[Collected data entries]
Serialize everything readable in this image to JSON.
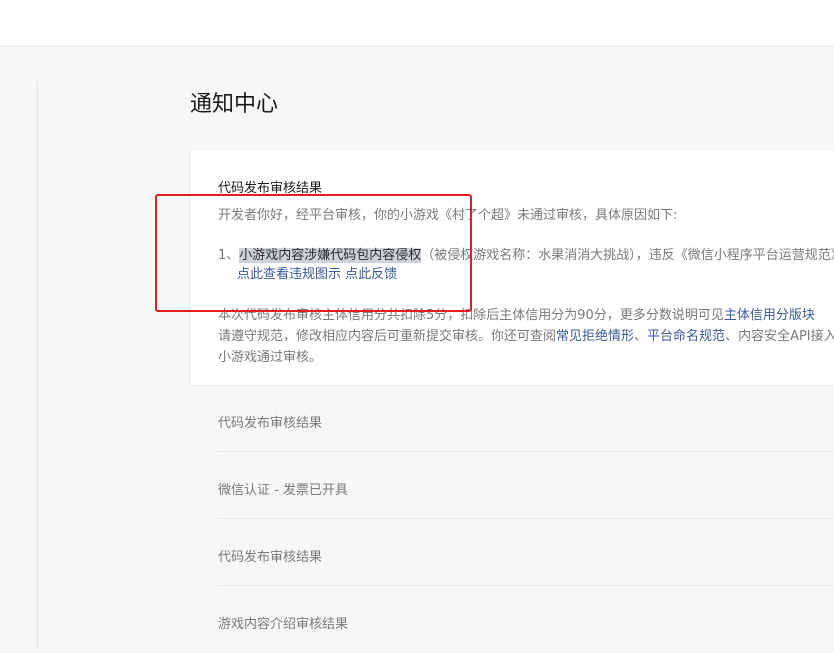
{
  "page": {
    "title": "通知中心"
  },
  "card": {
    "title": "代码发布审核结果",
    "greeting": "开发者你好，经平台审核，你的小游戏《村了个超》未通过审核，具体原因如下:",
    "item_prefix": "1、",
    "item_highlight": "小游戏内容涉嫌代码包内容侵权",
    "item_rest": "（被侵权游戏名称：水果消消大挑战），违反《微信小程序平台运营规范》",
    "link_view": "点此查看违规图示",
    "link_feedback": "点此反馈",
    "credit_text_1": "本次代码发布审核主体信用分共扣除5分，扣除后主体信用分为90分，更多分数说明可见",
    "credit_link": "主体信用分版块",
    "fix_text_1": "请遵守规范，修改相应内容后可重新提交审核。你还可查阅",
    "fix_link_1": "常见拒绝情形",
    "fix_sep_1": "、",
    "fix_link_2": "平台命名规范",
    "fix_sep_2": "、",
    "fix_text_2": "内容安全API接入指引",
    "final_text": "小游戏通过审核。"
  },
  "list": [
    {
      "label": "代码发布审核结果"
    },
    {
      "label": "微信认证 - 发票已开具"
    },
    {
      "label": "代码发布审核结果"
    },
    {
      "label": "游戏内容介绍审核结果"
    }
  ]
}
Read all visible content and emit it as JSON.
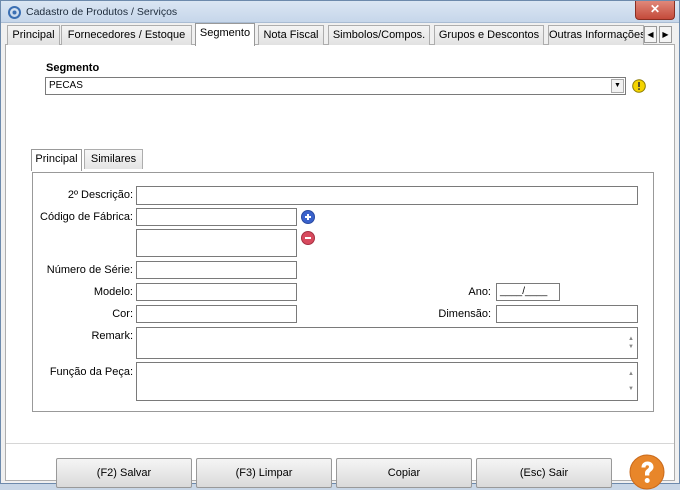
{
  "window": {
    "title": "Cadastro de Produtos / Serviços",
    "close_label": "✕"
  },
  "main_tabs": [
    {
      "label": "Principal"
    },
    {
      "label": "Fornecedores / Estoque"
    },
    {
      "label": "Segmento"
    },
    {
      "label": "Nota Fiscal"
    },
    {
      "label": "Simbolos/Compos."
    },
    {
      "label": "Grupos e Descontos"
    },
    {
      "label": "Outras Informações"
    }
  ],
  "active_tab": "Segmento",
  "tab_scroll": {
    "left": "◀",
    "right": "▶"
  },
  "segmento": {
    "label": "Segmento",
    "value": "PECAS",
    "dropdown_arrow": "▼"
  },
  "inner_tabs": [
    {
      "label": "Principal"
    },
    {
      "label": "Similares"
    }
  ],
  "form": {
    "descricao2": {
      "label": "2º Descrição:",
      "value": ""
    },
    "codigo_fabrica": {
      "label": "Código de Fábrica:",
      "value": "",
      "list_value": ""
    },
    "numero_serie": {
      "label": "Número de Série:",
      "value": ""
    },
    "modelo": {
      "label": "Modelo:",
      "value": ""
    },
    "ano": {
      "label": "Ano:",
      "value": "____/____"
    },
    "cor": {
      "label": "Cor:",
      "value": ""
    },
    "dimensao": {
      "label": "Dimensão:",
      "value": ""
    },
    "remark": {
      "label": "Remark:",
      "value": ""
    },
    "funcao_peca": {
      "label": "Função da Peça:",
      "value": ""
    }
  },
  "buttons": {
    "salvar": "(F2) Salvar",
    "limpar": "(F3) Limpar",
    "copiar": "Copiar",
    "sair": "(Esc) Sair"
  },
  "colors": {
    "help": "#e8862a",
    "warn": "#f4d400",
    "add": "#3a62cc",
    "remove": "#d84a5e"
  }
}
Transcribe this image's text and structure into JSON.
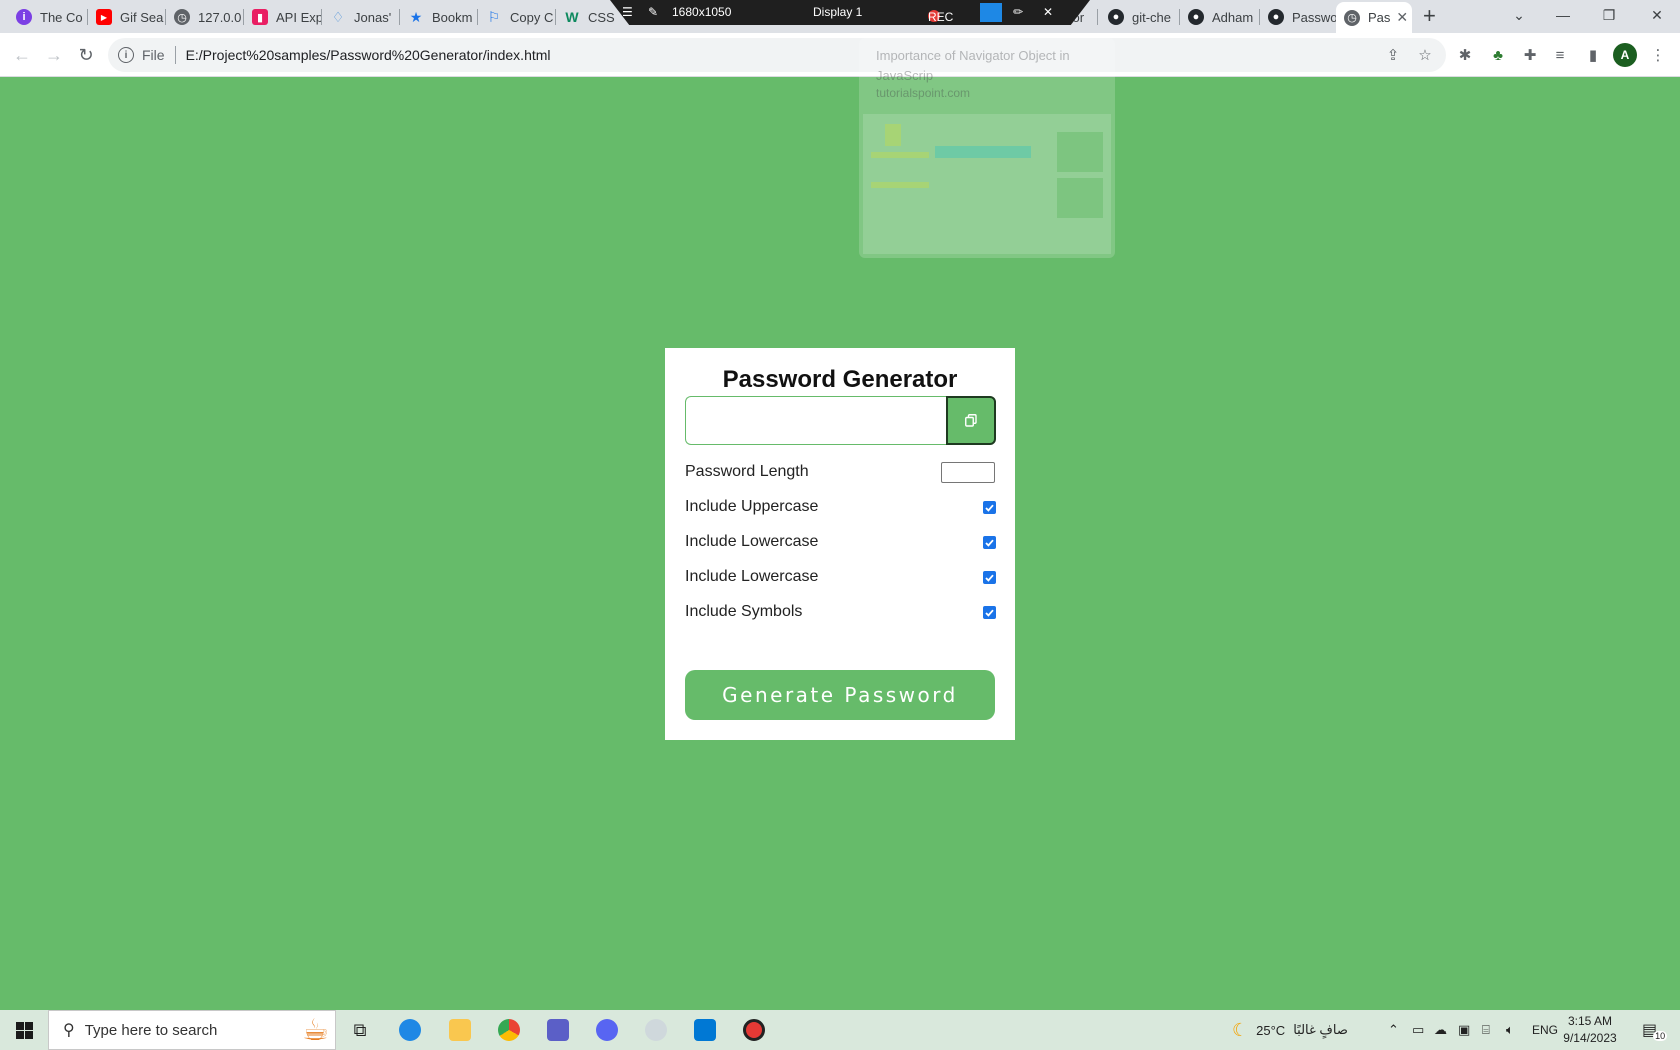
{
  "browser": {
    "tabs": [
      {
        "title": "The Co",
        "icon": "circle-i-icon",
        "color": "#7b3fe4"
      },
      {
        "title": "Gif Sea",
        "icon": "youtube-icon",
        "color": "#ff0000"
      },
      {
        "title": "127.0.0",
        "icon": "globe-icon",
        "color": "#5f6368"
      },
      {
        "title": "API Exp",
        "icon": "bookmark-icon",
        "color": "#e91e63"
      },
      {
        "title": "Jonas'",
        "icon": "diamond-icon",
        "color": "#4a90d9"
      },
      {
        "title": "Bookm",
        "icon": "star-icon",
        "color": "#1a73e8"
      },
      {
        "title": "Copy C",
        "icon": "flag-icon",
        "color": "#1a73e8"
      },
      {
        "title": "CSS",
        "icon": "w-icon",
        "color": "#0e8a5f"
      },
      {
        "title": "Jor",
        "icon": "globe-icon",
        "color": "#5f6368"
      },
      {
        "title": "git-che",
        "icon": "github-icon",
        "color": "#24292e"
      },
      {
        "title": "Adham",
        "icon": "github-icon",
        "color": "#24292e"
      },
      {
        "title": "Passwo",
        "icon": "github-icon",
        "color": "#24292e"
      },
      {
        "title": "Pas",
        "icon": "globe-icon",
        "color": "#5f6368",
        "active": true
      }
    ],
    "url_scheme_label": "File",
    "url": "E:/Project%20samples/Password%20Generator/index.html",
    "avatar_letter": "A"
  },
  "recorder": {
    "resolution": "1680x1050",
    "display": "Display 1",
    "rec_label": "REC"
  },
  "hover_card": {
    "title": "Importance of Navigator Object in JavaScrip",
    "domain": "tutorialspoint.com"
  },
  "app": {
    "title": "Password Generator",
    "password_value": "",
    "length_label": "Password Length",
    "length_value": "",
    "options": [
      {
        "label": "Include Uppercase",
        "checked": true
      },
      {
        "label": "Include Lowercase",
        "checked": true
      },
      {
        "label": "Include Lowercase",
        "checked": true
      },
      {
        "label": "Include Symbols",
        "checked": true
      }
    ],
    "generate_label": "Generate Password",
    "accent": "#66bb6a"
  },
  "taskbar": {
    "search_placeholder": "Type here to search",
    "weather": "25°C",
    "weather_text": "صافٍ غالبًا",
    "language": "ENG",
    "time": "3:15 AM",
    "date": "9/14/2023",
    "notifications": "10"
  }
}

--

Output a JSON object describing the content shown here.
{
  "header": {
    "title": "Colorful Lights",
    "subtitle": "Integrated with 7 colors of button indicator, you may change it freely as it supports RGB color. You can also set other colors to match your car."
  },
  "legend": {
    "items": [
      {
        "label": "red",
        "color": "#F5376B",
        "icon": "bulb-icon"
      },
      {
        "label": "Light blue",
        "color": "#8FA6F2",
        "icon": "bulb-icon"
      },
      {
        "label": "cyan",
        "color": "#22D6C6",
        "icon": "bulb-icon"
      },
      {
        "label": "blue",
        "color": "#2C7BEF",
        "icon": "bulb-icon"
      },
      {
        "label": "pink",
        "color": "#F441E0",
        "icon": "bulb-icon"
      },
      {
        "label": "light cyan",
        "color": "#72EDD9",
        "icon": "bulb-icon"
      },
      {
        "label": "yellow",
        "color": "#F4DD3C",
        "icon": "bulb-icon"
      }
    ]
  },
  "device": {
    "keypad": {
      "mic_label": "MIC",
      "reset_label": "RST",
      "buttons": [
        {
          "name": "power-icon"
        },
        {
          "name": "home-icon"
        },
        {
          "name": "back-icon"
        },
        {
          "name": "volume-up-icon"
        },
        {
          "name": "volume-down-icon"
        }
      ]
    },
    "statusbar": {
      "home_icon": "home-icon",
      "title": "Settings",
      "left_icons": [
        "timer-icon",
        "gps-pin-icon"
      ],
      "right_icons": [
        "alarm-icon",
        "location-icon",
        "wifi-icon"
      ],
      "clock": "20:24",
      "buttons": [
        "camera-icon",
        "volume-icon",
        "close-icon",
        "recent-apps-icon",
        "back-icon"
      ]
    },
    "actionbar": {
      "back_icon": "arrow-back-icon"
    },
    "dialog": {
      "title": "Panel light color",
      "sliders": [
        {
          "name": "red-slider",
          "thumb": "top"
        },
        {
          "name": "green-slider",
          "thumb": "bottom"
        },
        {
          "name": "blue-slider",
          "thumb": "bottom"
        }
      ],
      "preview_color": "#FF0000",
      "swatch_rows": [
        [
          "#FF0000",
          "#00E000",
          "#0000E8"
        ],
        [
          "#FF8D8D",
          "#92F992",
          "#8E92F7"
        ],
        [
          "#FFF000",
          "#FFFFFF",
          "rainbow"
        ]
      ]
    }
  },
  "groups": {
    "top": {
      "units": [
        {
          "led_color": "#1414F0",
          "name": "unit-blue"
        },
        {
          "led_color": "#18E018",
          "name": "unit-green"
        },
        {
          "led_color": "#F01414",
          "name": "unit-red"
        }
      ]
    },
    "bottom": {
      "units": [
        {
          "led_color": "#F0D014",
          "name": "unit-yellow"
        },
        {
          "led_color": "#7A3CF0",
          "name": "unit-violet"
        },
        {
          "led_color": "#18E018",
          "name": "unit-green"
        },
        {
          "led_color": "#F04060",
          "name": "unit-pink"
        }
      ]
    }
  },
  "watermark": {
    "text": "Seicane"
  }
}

• [What to do]:
Return each line of the data that contains the string "volume".

• [Final answer]:
          "name": "volume-up-icon"
          "name": "volume-down-icon"
        "volume-icon",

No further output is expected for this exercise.